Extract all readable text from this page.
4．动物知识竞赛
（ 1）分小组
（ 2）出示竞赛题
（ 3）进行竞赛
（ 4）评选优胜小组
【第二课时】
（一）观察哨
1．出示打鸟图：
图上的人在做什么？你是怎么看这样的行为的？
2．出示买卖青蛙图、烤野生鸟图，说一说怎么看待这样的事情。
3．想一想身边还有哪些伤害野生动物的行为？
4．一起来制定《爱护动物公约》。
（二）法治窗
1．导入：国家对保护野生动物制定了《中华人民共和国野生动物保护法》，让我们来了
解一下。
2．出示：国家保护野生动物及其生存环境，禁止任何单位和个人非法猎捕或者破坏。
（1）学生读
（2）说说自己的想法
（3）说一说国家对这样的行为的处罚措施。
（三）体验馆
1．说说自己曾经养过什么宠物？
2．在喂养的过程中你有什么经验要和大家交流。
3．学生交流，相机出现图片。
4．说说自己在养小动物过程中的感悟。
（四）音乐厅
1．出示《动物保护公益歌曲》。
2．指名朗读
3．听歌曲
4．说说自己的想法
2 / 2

•••••

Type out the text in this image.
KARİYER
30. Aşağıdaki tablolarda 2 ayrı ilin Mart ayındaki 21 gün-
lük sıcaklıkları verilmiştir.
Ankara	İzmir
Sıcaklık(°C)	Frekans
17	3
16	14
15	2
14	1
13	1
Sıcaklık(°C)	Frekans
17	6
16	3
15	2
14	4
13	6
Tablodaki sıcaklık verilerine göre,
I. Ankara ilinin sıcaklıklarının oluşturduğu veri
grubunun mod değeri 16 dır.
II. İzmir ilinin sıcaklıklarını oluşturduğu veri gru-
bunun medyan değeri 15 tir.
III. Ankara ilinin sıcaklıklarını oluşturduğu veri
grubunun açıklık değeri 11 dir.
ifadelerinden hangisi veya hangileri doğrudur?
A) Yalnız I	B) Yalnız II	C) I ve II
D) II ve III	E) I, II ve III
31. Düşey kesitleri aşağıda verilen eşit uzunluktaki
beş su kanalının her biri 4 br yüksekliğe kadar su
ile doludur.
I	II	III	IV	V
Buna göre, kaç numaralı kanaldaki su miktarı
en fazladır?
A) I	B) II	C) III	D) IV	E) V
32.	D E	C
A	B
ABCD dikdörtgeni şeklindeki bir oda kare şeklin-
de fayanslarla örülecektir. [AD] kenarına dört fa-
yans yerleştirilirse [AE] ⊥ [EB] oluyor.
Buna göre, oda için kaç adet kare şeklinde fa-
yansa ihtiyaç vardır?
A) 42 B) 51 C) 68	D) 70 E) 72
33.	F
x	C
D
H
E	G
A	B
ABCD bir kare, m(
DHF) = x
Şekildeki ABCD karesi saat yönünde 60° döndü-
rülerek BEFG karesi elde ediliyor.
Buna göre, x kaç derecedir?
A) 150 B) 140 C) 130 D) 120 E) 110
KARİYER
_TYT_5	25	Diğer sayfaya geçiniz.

•••••

**GIVEN EXERCISE**
Look through the records and gather each line with the word "ABCD".

**ANSWER TO THIS EXERCISE**
ABCD dikdörtgeni şeklindeki bir oda kare şeklin-
ABCD bir kare, m(
Şekildeki ABCD karesi saat yönünde 60° döndü-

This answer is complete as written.